Materials provided:
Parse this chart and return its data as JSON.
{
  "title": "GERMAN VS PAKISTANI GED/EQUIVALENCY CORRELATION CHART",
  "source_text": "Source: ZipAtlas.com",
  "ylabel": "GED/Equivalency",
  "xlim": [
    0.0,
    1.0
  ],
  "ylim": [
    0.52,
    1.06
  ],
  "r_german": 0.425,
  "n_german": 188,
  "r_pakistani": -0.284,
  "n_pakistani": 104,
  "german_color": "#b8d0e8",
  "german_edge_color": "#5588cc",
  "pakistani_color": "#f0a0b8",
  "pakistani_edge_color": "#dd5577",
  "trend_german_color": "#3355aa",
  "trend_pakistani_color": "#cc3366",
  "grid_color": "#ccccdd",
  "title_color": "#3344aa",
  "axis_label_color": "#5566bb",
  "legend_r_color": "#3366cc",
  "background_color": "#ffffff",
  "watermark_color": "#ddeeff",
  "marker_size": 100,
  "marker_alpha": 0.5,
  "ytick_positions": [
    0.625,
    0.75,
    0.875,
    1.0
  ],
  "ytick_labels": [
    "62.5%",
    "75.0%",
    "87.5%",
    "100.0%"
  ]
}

Given instruction: Write out the records above again, keeping each one identical to the original.

Finished task:
Parse this chart and return its data as JSON.
{
  "title": "GERMAN VS PAKISTANI GED/EQUIVALENCY CORRELATION CHART",
  "source_text": "Source: ZipAtlas.com",
  "ylabel": "GED/Equivalency",
  "xlim": [
    0.0,
    1.0
  ],
  "ylim": [
    0.52,
    1.06
  ],
  "r_german": 0.425,
  "n_german": 188,
  "r_pakistani": -0.284,
  "n_pakistani": 104,
  "german_color": "#b8d0e8",
  "german_edge_color": "#5588cc",
  "pakistani_color": "#f0a0b8",
  "pakistani_edge_color": "#dd5577",
  "trend_german_color": "#3355aa",
  "trend_pakistani_color": "#cc3366",
  "grid_color": "#ccccdd",
  "title_color": "#3344aa",
  "axis_label_color": "#5566bb",
  "legend_r_color": "#3366cc",
  "background_color": "#ffffff",
  "watermark_color": "#ddeeff",
  "marker_size": 100,
  "marker_alpha": 0.5,
  "ytick_positions": [
    0.625,
    0.75,
    0.875,
    1.0
  ],
  "ytick_labels": [
    "62.5%",
    "75.0%",
    "87.5%",
    "100.0%"
  ]
}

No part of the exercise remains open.